═══ RECORDS SHOWN ═══
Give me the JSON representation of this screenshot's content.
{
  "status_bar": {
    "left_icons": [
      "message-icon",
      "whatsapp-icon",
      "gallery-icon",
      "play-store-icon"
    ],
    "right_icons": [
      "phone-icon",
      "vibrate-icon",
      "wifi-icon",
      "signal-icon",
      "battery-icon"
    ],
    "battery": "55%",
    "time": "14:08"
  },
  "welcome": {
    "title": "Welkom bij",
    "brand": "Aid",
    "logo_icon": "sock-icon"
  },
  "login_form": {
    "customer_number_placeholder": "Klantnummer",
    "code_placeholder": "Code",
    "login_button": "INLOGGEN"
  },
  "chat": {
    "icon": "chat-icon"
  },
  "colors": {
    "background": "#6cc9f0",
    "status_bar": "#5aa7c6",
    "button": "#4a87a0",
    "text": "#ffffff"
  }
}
═══
**WHAT NEEDS TO BE DONE**
Retype the records above exactly.

**RESPONSE BELOW**
Give me the JSON representation of this screenshot's content.
{
  "status_bar": {
    "left_icons": [
      "message-icon",
      "whatsapp-icon",
      "gallery-icon",
      "play-store-icon"
    ],
    "right_icons": [
      "phone-icon",
      "vibrate-icon",
      "wifi-icon",
      "signal-icon",
      "battery-icon"
    ],
    "battery": "55%",
    "time": "14:08"
  },
  "welcome": {
    "title": "Welkom bij",
    "brand": "Aid",
    "logo_icon": "sock-icon"
  },
  "login_form": {
    "customer_number_placeholder": "Klantnummer",
    "code_placeholder": "Code",
    "login_button": "INLOGGEN"
  },
  "chat": {
    "icon": "chat-icon"
  },
  "colors": {
    "background": "#6cc9f0",
    "status_bar": "#5aa7c6",
    "button": "#4a87a0",
    "text": "#ffffff"
  }
}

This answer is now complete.